══ INPUT RECORDS ══
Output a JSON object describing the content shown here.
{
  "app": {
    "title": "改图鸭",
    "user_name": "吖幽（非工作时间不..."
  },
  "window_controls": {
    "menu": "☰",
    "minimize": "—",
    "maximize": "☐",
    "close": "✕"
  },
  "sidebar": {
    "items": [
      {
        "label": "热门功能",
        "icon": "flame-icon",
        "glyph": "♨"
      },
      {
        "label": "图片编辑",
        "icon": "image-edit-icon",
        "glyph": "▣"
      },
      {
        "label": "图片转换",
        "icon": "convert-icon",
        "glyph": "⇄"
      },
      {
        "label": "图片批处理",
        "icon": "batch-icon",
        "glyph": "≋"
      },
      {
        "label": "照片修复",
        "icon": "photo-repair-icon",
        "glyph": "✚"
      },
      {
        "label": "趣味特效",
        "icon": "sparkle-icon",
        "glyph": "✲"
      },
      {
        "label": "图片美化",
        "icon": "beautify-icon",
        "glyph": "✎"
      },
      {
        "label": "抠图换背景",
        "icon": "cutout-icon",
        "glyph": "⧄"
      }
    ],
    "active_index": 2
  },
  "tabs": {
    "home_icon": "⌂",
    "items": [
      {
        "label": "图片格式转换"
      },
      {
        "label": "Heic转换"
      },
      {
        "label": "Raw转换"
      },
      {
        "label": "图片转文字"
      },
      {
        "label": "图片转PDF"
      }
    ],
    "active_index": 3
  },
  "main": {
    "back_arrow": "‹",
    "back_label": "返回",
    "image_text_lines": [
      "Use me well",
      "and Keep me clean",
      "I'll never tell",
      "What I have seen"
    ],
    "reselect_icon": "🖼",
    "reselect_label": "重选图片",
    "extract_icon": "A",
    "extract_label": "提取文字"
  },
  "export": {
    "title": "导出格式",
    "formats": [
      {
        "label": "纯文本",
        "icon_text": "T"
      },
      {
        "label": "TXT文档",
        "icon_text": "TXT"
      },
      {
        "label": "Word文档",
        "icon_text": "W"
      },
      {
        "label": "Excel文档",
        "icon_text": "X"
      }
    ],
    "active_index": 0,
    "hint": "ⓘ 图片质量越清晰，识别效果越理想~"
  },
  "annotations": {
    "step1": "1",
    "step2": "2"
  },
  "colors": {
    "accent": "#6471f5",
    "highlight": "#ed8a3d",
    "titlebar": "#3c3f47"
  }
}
═══
JOB:
Please reproduce all of the entries exactly as they stand.

FINISHED TASK:
Output a JSON object describing the content shown here.
{
  "app": {
    "title": "改图鸭",
    "user_name": "吖幽（非工作时间不..."
  },
  "window_controls": {
    "menu": "☰",
    "minimize": "—",
    "maximize": "☐",
    "close": "✕"
  },
  "sidebar": {
    "items": [
      {
        "label": "热门功能",
        "icon": "flame-icon",
        "glyph": "♨"
      },
      {
        "label": "图片编辑",
        "icon": "image-edit-icon",
        "glyph": "▣"
      },
      {
        "label": "图片转换",
        "icon": "convert-icon",
        "glyph": "⇄"
      },
      {
        "label": "图片批处理",
        "icon": "batch-icon",
        "glyph": "≋"
      },
      {
        "label": "照片修复",
        "icon": "photo-repair-icon",
        "glyph": "✚"
      },
      {
        "label": "趣味特效",
        "icon": "sparkle-icon",
        "glyph": "✲"
      },
      {
        "label": "图片美化",
        "icon": "beautify-icon",
        "glyph": "✎"
      },
      {
        "label": "抠图换背景",
        "icon": "cutout-icon",
        "glyph": "⧄"
      }
    ],
    "active_index": 2
  },
  "tabs": {
    "home_icon": "⌂",
    "items": [
      {
        "label": "图片格式转换"
      },
      {
        "label": "Heic转换"
      },
      {
        "label": "Raw转换"
      },
      {
        "label": "图片转文字"
      },
      {
        "label": "图片转PDF"
      }
    ],
    "active_index": 3
  },
  "main": {
    "back_arrow": "‹",
    "back_label": "返回",
    "image_text_lines": [
      "Use me well",
      "and Keep me clean",
      "I'll never tell",
      "What I have seen"
    ],
    "reselect_icon": "🖼",
    "reselect_label": "重选图片",
    "extract_icon": "A",
    "extract_label": "提取文字"
  },
  "export": {
    "title": "导出格式",
    "formats": [
      {
        "label": "纯文本",
        "icon_text": "T"
      },
      {
        "label": "TXT文档",
        "icon_text": "TXT"
      },
      {
        "label": "Word文档",
        "icon_text": "W"
      },
      {
        "label": "Excel文档",
        "icon_text": "X"
      }
    ],
    "active_index": 0,
    "hint": "ⓘ 图片质量越清晰，识别效果越理想~"
  },
  "annotations": {
    "step1": "1",
    "step2": "2"
  },
  "colors": {
    "accent": "#6471f5",
    "highlight": "#ed8a3d",
    "titlebar": "#3c3f47"
  }
}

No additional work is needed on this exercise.